- [Records provided]
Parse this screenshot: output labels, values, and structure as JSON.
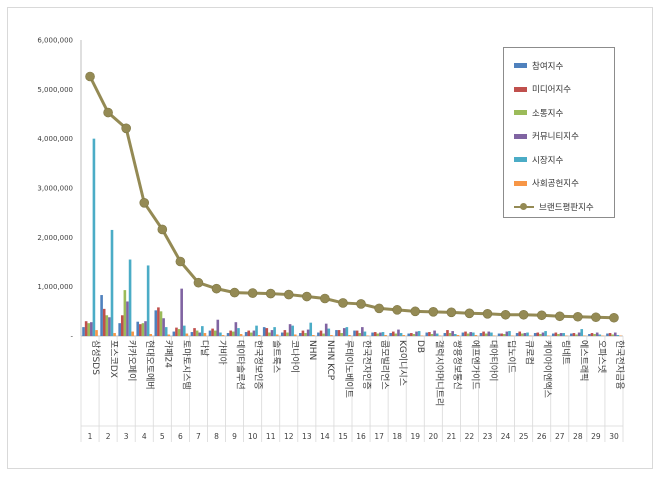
{
  "chart_data": {
    "type": "bar",
    "ylim": [
      0,
      6000000
    ],
    "yticks": [
      "-",
      "1,000,000",
      "2,000,000",
      "3,000,000",
      "4,000,000",
      "5,000,000",
      "6,000,000"
    ],
    "categories": [
      "삼성SDS",
      "포스코DX",
      "카카오페이",
      "현대오토에버",
      "카페24",
      "토마토시스템",
      "다날",
      "가비아",
      "데이타솔루션",
      "한국정보인증",
      "솔트룩스",
      "코나아이",
      "NHN",
      "NHN KCP",
      "루테이노베이트",
      "한국전자인증",
      "쿱모빌리언스",
      "KG이니시스",
      "DB",
      "갤럭시아머니트리",
      "쌍용정보통신",
      "에프엔가이드",
      "대아티아이",
      "딥노이드",
      "큐로컴",
      "케이아이엔엑스",
      "링네트",
      "에스트래픽",
      "오파스넷",
      "한국전자금융"
    ],
    "ranks": [
      "1",
      "2",
      "3",
      "4",
      "5",
      "6",
      "7",
      "8",
      "9",
      "10",
      "11",
      "12",
      "13",
      "14",
      "15",
      "16",
      "17",
      "18",
      "19",
      "20",
      "21",
      "22",
      "23",
      "24",
      "25",
      "26",
      "27",
      "28",
      "29",
      "30"
    ],
    "series": [
      {
        "name": "참여지수",
        "color": "#4f81bd",
        "values": [
          180000,
          830000,
          260000,
          290000,
          520000,
          90000,
          80000,
          110000,
          60000,
          80000,
          180000,
          70000,
          60000,
          70000,
          120000,
          110000,
          70000,
          60000,
          50000,
          70000,
          60000,
          70000,
          60000,
          50000,
          60000,
          60000,
          50000,
          50000,
          40000,
          50000
        ]
      },
      {
        "name": "미디어지수",
        "color": "#c0504d",
        "values": [
          300000,
          550000,
          420000,
          240000,
          580000,
          170000,
          160000,
          150000,
          110000,
          110000,
          160000,
          120000,
          110000,
          110000,
          120000,
          110000,
          80000,
          90000,
          60000,
          80000,
          120000,
          90000,
          90000,
          50000,
          90000,
          70000,
          70000,
          60000,
          60000,
          60000
        ]
      },
      {
        "name": "소통지수",
        "color": "#9bbb59",
        "values": [
          260000,
          420000,
          930000,
          260000,
          500000,
          140000,
          110000,
          110000,
          90000,
          70000,
          70000,
          70000,
          60000,
          50000,
          60000,
          60000,
          50000,
          50000,
          40000,
          40000,
          60000,
          50000,
          50000,
          40000,
          50000,
          40000,
          40000,
          30000,
          40000,
          30000
        ]
      },
      {
        "name": "커뮤니티지수",
        "color": "#8064a2",
        "values": [
          280000,
          380000,
          700000,
          300000,
          360000,
          960000,
          70000,
          330000,
          280000,
          110000,
          120000,
          240000,
          130000,
          250000,
          160000,
          180000,
          70000,
          130000,
          90000,
          110000,
          100000,
          80000,
          90000,
          90000,
          60000,
          70000,
          60000,
          70000,
          70000,
          70000
        ]
      },
      {
        "name": "시장지수",
        "color": "#4bacc6",
        "values": [
          4000000,
          2150000,
          1550000,
          1430000,
          180000,
          210000,
          200000,
          70000,
          160000,
          210000,
          180000,
          210000,
          270000,
          150000,
          180000,
          90000,
          80000,
          60000,
          100000,
          50000,
          40000,
          70000,
          70000,
          100000,
          70000,
          100000,
          60000,
          140000,
          30000,
          20000
        ]
      },
      {
        "name": "사회공헌지수",
        "color": "#f79646",
        "values": [
          120000,
          60000,
          90000,
          40000,
          30000,
          50000,
          60000,
          20000,
          40000,
          20000,
          30000,
          30000,
          20000,
          20000,
          20000,
          10000,
          20000,
          20000,
          10000,
          10000,
          20000,
          20000,
          10000,
          10000,
          10000,
          10000,
          10000,
          10000,
          10000,
          10000
        ]
      }
    ],
    "line": {
      "name": "브랜드평판지수",
      "color": "#948a54",
      "values": [
        5260000,
        4530000,
        4210000,
        2700000,
        2160000,
        1510000,
        1080000,
        960000,
        880000,
        870000,
        860000,
        840000,
        800000,
        760000,
        670000,
        650000,
        560000,
        530000,
        500000,
        490000,
        480000,
        460000,
        450000,
        430000,
        430000,
        420000,
        400000,
        390000,
        380000,
        370000
      ]
    }
  }
}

- [Exercise details]
Find the lines above holding the word "color" and show them.

- [Output]
        "color": "#4f81bd",
        "color": "#c0504d",
        "color": "#9bbb59",
        "color": "#8064a2",
        "color": "#4bacc6",
        "color": "#f79646",
      "color": "#948a54",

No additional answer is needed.